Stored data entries
start
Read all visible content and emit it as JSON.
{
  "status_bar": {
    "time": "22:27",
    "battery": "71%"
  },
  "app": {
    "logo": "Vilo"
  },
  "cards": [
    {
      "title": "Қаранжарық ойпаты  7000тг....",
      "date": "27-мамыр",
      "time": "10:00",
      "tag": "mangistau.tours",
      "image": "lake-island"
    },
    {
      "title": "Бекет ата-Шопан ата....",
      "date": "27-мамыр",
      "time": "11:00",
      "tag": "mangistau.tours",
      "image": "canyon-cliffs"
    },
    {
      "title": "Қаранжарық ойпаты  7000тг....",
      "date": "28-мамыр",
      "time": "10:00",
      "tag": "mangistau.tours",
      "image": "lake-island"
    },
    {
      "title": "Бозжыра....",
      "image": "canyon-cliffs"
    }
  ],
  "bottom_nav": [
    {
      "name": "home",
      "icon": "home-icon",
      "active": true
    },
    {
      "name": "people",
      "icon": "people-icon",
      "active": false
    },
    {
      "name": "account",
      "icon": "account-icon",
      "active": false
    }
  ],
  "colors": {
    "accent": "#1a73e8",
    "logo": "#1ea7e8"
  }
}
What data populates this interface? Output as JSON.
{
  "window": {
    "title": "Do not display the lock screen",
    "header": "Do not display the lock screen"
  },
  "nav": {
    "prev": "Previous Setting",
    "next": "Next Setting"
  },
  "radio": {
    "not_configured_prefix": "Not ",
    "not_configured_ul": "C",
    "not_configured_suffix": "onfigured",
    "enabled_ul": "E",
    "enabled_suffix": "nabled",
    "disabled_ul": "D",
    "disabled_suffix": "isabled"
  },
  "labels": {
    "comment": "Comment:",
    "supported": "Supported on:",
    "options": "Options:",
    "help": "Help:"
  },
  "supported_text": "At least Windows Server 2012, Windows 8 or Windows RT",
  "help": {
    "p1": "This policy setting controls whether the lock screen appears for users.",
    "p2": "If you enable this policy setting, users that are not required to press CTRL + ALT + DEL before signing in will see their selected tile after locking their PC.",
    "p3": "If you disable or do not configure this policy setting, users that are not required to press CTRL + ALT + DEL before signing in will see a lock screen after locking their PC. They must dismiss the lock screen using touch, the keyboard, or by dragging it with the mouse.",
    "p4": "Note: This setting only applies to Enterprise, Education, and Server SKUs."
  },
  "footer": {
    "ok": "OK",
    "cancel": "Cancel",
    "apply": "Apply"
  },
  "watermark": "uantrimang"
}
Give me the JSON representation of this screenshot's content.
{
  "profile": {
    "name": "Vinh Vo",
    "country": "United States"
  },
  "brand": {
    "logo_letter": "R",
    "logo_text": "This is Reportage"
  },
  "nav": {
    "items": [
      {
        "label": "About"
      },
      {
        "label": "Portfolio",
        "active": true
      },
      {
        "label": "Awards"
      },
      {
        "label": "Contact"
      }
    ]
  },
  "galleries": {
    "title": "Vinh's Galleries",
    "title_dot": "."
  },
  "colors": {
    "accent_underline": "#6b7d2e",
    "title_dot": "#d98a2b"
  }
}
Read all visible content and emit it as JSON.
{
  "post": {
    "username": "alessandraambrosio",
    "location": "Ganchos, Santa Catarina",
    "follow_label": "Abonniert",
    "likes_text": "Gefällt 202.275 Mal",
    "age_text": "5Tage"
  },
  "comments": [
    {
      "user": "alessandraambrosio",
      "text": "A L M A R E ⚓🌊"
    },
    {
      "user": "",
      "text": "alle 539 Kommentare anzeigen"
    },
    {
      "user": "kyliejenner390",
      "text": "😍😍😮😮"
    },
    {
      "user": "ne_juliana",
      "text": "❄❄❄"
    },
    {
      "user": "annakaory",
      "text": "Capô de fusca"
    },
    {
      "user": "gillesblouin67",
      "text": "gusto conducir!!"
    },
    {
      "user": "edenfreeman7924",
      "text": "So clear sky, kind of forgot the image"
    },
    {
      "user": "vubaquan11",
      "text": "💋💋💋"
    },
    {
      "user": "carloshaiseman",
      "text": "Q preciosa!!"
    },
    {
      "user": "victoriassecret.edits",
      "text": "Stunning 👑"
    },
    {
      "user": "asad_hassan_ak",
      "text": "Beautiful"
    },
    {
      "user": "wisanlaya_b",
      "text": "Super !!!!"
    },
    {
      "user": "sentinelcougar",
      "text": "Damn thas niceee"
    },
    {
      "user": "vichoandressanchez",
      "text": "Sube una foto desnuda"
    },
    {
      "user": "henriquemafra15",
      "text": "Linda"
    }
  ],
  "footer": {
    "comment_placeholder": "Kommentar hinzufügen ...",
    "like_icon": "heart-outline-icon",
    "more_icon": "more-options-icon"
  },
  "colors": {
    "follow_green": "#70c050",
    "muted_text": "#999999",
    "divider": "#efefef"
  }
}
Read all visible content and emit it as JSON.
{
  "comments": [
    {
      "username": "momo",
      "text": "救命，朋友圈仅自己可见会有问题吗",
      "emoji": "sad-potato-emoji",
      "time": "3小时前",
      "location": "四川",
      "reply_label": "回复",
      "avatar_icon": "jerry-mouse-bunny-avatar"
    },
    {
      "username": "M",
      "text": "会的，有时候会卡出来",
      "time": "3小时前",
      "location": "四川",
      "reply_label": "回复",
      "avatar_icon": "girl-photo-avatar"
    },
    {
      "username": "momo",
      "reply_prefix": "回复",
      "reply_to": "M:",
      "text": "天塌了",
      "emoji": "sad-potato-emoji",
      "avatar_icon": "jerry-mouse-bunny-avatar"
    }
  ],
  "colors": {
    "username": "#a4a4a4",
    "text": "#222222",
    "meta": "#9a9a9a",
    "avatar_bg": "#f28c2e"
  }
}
end
Note each line of the entries that has "username" in it, and copy those lines.

    "username": "alessandraambrosio",
      "username": "momo",
      "username": "M",
      "username": "momo",
    "username": "#a4a4a4",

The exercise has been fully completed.